Instructions for the task: Your task is to write out the complete listing exactly as it is shown.

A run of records
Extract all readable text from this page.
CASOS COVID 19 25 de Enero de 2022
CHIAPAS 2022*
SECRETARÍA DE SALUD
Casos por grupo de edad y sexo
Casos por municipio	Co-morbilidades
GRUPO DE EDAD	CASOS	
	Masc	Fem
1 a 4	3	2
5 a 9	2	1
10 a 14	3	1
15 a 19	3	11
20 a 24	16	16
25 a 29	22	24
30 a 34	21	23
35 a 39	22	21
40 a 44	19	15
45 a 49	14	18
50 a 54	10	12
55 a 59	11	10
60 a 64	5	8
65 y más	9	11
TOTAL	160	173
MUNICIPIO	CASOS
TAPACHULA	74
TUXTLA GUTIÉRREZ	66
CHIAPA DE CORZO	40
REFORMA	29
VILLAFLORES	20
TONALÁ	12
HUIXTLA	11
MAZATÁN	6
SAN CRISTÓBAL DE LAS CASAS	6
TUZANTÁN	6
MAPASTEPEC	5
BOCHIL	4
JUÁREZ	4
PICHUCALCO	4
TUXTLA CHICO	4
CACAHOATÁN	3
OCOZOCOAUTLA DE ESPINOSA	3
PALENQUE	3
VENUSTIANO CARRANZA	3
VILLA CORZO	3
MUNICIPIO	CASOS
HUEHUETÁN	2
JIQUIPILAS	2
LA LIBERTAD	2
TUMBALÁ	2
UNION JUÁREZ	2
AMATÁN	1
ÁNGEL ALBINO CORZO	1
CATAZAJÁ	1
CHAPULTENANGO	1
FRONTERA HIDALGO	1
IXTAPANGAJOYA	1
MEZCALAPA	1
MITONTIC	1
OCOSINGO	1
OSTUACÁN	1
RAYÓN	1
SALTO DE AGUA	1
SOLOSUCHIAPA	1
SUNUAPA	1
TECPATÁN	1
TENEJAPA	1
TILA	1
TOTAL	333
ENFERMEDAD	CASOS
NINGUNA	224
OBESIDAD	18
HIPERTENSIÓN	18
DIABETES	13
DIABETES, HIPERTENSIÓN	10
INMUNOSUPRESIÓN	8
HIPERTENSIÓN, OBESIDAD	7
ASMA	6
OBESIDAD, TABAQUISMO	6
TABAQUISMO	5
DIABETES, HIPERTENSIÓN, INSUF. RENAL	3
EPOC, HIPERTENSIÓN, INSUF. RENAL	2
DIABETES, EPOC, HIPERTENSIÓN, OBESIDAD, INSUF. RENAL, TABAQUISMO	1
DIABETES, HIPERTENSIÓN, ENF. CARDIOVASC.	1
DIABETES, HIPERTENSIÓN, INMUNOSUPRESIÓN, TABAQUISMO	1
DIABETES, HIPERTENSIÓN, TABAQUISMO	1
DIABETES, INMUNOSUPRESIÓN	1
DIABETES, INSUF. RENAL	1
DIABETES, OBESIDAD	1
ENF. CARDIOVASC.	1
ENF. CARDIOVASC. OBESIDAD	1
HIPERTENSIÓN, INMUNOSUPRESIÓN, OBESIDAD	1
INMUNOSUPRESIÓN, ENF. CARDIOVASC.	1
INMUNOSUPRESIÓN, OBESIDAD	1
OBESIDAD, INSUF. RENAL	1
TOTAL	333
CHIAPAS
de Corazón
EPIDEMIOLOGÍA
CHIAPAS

Written answer:
Extract all readable text from this page.
CASOS COVID 19 25 de Enero de 2022
CHIAPAS 2022*
SECRETARÍA DE SALUD
Casos por grupo de edad y sexo
Casos por municipio	Co-morbilidades
GRUPO DE EDAD	CASOS	
	Masc	Fem
1 a 4	3	2
5 a 9	2	1
10 a 14	3	1
15 a 19	3	11
20 a 24	16	16
25 a 29	22	24
30 a 34	21	23
35 a 39	22	21
40 a 44	19	15
45 a 49	14	18
50 a 54	10	12
55 a 59	11	10
60 a 64	5	8
65 y más	9	11
TOTAL	160	173
MUNICIPIO	CASOS
TAPACHULA	74
TUXTLA GUTIÉRREZ	66
CHIAPA DE CORZO	40
REFORMA	29
VILLAFLORES	20
TONALÁ	12
HUIXTLA	11
MAZATÁN	6
SAN CRISTÓBAL DE LAS CASAS	6
TUZANTÁN	6
MAPASTEPEC	5
BOCHIL	4
JUÁREZ	4
PICHUCALCO	4
TUXTLA CHICO	4
CACAHOATÁN	3
OCOZOCOAUTLA DE ESPINOSA	3
PALENQUE	3
VENUSTIANO CARRANZA	3
VILLA CORZO	3
MUNICIPIO	CASOS
HUEHUETÁN	2
JIQUIPILAS	2
LA LIBERTAD	2
TUMBALÁ	2
UNION JUÁREZ	2
AMATÁN	1
ÁNGEL ALBINO CORZO	1
CATAZAJÁ	1
CHAPULTENANGO	1
FRONTERA HIDALGO	1
IXTAPANGAJOYA	1
MEZCALAPA	1
MITONTIC	1
OCOSINGO	1
OSTUACÁN	1
RAYÓN	1
SALTO DE AGUA	1
SOLOSUCHIAPA	1
SUNUAPA	1
TECPATÁN	1
TENEJAPA	1
TILA	1
TOTAL	333
ENFERMEDAD	CASOS
NINGUNA	224
OBESIDAD	18
HIPERTENSIÓN	18
DIABETES	13
DIABETES, HIPERTENSIÓN	10
INMUNOSUPRESIÓN	8
HIPERTENSIÓN, OBESIDAD	7
ASMA	6
OBESIDAD, TABAQUISMO	6
TABAQUISMO	5
DIABETES, HIPERTENSIÓN, INSUF. RENAL	3
EPOC, HIPERTENSIÓN, INSUF. RENAL	2
DIABETES, EPOC, HIPERTENSIÓN, OBESIDAD, INSUF. RENAL, TABAQUISMO	1
DIABETES, HIPERTENSIÓN, ENF. CARDIOVASC.	1
DIABETES, HIPERTENSIÓN, INMUNOSUPRESIÓN, TABAQUISMO	1
DIABETES, HIPERTENSIÓN, TABAQUISMO	1
DIABETES, INMUNOSUPRESIÓN	1
DIABETES, INSUF. RENAL	1
DIABETES, OBESIDAD	1
ENF. CARDIOVASC.	1
ENF. CARDIOVASC. OBESIDAD	1
HIPERTENSIÓN, INMUNOSUPRESIÓN, OBESIDAD	1
INMUNOSUPRESIÓN, ENF. CARDIOVASC.	1
INMUNOSUPRESIÓN, OBESIDAD	1
OBESIDAD, INSUF. RENAL	1
TOTAL	333
CHIAPAS
de Corazón
EPIDEMIOLOGÍA
CHIAPAS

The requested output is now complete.